◆ What is needed: Check each line of the records for "Dorfes"; collect those that have it.

◆ Data provided:
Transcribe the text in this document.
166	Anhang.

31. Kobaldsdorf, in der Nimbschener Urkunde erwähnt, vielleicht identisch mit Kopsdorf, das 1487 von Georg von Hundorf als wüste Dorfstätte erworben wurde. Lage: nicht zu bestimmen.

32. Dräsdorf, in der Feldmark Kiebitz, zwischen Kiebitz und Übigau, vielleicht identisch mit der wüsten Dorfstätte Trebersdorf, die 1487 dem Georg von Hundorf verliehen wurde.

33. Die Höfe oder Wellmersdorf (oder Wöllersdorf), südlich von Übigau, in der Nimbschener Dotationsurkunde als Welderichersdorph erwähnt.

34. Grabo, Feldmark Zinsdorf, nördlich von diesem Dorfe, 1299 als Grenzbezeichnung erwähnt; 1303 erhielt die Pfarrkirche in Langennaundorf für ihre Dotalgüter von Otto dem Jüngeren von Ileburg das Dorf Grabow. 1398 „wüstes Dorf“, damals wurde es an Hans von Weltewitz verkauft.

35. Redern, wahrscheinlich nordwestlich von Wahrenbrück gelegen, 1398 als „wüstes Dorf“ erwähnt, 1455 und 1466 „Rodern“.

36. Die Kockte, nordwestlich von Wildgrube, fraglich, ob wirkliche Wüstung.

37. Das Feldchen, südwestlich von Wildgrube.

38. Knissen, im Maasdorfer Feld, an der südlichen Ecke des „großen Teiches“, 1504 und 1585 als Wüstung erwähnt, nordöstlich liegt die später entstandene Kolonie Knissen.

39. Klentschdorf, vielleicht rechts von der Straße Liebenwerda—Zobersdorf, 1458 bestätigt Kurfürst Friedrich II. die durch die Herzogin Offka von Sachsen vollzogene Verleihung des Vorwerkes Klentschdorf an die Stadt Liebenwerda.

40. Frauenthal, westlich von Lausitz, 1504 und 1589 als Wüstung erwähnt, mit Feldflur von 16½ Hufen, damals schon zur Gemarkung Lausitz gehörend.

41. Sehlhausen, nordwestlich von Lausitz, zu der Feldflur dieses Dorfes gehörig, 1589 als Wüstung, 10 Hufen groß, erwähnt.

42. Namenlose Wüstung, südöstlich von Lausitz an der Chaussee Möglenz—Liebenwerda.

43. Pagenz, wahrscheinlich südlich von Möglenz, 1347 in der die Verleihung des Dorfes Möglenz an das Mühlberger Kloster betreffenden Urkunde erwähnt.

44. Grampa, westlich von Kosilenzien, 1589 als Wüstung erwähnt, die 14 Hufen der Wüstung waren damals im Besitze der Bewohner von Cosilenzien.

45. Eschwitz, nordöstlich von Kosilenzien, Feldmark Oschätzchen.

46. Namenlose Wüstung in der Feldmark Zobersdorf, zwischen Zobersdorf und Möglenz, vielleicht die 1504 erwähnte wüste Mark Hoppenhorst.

◆ Correct result:
41. Sehlhausen, nordwestlich von Lausitz, zu der Feldflur dieses Dorfes gehörig, 1589 als Wüstung, 10 Hufen groß, erwähnt.
43. Pagenz, wahrscheinlich südlich von Möglenz, 1347 in der die Verleihung des Dorfes Möglenz an das Mühlberger Kloster betreffenden Urkunde erwähnt.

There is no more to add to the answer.